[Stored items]

* * *

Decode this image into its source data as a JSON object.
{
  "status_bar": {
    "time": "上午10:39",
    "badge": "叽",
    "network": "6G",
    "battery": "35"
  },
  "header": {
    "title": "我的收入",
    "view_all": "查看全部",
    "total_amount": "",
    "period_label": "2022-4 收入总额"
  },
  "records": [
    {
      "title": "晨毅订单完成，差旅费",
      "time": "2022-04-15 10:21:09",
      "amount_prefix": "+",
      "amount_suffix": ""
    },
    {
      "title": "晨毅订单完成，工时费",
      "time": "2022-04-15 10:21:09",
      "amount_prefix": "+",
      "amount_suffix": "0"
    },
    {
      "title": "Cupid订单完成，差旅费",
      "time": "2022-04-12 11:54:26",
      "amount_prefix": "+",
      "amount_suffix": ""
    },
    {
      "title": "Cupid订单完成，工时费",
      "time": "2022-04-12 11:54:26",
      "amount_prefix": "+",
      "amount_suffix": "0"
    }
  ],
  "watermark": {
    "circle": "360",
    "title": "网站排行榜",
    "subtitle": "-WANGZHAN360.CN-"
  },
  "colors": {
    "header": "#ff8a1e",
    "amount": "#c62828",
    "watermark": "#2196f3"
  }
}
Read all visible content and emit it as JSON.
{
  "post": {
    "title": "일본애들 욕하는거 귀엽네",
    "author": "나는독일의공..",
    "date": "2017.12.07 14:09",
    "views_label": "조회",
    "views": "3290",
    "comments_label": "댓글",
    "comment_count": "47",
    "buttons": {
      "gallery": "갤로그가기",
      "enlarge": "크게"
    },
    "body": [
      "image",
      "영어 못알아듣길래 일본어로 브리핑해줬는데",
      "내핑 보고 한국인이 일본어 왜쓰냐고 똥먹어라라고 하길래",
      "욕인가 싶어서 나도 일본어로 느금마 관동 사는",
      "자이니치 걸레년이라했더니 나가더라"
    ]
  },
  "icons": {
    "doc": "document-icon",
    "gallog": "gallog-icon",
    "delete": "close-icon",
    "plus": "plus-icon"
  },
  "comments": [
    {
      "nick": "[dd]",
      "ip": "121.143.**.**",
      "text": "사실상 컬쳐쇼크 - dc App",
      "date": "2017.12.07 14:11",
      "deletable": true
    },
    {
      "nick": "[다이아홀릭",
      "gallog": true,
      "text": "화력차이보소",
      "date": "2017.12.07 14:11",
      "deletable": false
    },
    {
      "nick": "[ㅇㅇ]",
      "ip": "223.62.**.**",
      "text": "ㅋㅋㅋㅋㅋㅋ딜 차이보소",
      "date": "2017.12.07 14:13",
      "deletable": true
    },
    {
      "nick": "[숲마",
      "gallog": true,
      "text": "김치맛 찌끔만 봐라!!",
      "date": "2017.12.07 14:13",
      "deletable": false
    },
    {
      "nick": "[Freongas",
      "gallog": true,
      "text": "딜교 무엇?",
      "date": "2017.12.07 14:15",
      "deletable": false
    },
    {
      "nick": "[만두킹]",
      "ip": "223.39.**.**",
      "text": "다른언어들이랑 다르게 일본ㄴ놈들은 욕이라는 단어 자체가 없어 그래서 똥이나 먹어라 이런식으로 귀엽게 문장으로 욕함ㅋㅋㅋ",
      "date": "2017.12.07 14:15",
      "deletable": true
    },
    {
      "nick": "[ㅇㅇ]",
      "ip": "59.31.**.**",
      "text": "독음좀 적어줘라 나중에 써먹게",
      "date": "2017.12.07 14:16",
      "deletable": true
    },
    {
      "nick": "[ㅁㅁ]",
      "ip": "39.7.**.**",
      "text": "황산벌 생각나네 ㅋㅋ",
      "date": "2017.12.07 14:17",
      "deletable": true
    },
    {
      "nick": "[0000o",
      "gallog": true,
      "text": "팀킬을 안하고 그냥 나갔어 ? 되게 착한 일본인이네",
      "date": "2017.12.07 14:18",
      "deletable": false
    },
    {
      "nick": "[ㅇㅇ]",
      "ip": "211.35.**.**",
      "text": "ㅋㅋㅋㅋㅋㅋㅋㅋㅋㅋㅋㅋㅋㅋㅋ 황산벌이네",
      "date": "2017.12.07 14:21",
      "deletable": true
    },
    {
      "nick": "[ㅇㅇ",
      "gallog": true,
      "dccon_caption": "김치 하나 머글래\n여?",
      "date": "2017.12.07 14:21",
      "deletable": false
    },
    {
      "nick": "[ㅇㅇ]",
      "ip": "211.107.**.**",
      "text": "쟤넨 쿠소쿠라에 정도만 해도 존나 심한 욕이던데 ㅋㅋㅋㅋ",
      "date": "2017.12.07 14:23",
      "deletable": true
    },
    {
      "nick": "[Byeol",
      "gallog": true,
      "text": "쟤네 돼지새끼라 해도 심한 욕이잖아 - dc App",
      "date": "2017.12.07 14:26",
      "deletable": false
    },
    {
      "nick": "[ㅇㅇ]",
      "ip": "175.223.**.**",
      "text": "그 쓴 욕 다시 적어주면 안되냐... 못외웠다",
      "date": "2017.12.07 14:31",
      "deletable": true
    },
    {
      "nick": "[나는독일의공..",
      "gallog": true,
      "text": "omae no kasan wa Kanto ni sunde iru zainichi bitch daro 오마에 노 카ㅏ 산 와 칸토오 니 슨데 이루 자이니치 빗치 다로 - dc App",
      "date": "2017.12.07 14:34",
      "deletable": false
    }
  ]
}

* * *

> _THE TASK_
Each line of the material must be restated exactly.

> _WRITTEN ANSWER_
Decode this image into its source data as a JSON object.
{
  "status_bar": {
    "time": "上午10:39",
    "badge": "叽",
    "network": "6G",
    "battery": "35"
  },
  "header": {
    "title": "我的收入",
    "view_all": "查看全部",
    "total_amount": "",
    "period_label": "2022-4 收入总额"
  },
  "records": [
    {
      "title": "晨毅订单完成，差旅费",
      "time": "2022-04-15 10:21:09",
      "amount_prefix": "+",
      "amount_suffix": ""
    },
    {
      "title": "晨毅订单完成，工时费",
      "time": "2022-04-15 10:21:09",
      "amount_prefix": "+",
      "amount_suffix": "0"
    },
    {
      "title": "Cupid订单完成，差旅费",
      "time": "2022-04-12 11:54:26",
      "amount_prefix": "+",
      "amount_suffix": ""
    },
    {
      "title": "Cupid订单完成，工时费",
      "time": "2022-04-12 11:54:26",
      "amount_prefix": "+",
      "amount_suffix": "0"
    }
  ],
  "watermark": {
    "circle": "360",
    "title": "网站排行榜",
    "subtitle": "-WANGZHAN360.CN-"
  },
  "colors": {
    "header": "#ff8a1e",
    "amount": "#c62828",
    "watermark": "#2196f3"
  }
}
Read all visible content and emit it as JSON.
{
  "post": {
    "title": "일본애들 욕하는거 귀엽네",
    "author": "나는독일의공..",
    "date": "2017.12.07 14:09",
    "views_label": "조회",
    "views": "3290",
    "comments_label": "댓글",
    "comment_count": "47",
    "buttons": {
      "gallery": "갤로그가기",
      "enlarge": "크게"
    },
    "body": [
      "image",
      "영어 못알아듣길래 일본어로 브리핑해줬는데",
      "내핑 보고 한국인이 일본어 왜쓰냐고 똥먹어라라고 하길래",
      "욕인가 싶어서 나도 일본어로 느금마 관동 사는",
      "자이니치 걸레년이라했더니 나가더라"
    ]
  },
  "icons": {
    "doc": "document-icon",
    "gallog": "gallog-icon",
    "delete": "close-icon",
    "plus": "plus-icon"
  },
  "comments": [
    {
      "nick": "[dd]",
      "ip": "121.143.**.**",
      "text": "사실상 컬쳐쇼크 - dc App",
      "date": "2017.12.07 14:11",
      "deletable": true
    },
    {
      "nick": "[다이아홀릭",
      "gallog": true,
      "text": "화력차이보소",
      "date": "2017.12.07 14:11",
      "deletable": false
    },
    {
      "nick": "[ㅇㅇ]",
      "ip": "223.62.**.**",
      "text": "ㅋㅋㅋㅋㅋㅋ딜 차이보소",
      "date": "2017.12.07 14:13",
      "deletable": true
    },
    {
      "nick": "[숲마",
      "gallog": true,
      "text": "김치맛 찌끔만 봐라!!",
      "date": "2017.12.07 14:13",
      "deletable": false
    },
    {
      "nick": "[Freongas",
      "gallog": true,
      "text": "딜교 무엇?",
      "date": "2017.12.07 14:15",
      "deletable": false
    },
    {
      "nick": "[만두킹]",
      "ip": "223.39.**.**",
      "text": "다른언어들이랑 다르게 일본ㄴ놈들은 욕이라는 단어 자체가 없어 그래서 똥이나 먹어라 이런식으로 귀엽게 문장으로 욕함ㅋㅋㅋ",
      "date": "2017.12.07 14:15",
      "deletable": true
    },
    {
      "nick": "[ㅇㅇ]",
      "ip": "59.31.**.**",
      "text": "독음좀 적어줘라 나중에 써먹게",
      "date": "2017.12.07 14:16",
      "deletable": true
    },
    {
      "nick": "[ㅁㅁ]",
      "ip": "39.7.**.**",
      "text": "황산벌 생각나네 ㅋㅋ",
      "date": "2017.12.07 14:17",
      "deletable": true
    },
    {
      "nick": "[0000o",
      "gallog": true,
      "text": "팀킬을 안하고 그냥 나갔어 ? 되게 착한 일본인이네",
      "date": "2017.12.07 14:18",
      "deletable": false
    },
    {
      "nick": "[ㅇㅇ]",
      "ip": "211.35.**.**",
      "text": "ㅋㅋㅋㅋㅋㅋㅋㅋㅋㅋㅋㅋㅋㅋㅋ 황산벌이네",
      "date": "2017.12.07 14:21",
      "deletable": true
    },
    {
      "nick": "[ㅇㅇ",
      "gallog": true,
      "dccon_caption": "김치 하나 머글래\n여?",
      "date": "2017.12.07 14:21",
      "deletable": false
    },
    {
      "nick": "[ㅇㅇ]",
      "ip": "211.107.**.**",
      "text": "쟤넨 쿠소쿠라에 정도만 해도 존나 심한 욕이던데 ㅋㅋㅋㅋ",
      "date": "2017.12.07 14:23",
      "deletable": true
    },
    {
      "nick": "[Byeol",
      "gallog": true,
      "text": "쟤네 돼지새끼라 해도 심한 욕이잖아 - dc App",
      "date": "2017.12.07 14:26",
      "deletable": false
    },
    {
      "nick": "[ㅇㅇ]",
      "ip": "175.223.**.**",
      "text": "그 쓴 욕 다시 적어주면 안되냐... 못외웠다",
      "date": "2017.12.07 14:31",
      "deletable": true
    },
    {
      "nick": "[나는독일의공..",
      "gallog": true,
      "text": "omae no kasan wa Kanto ni sunde iru zainichi bitch daro 오마에 노 카ㅏ 산 와 칸토오 니 슨데 이루 자이니치 빗치 다로 - dc App",
      "date": "2017.12.07 14:34",
      "deletable": false
    }
  ]
}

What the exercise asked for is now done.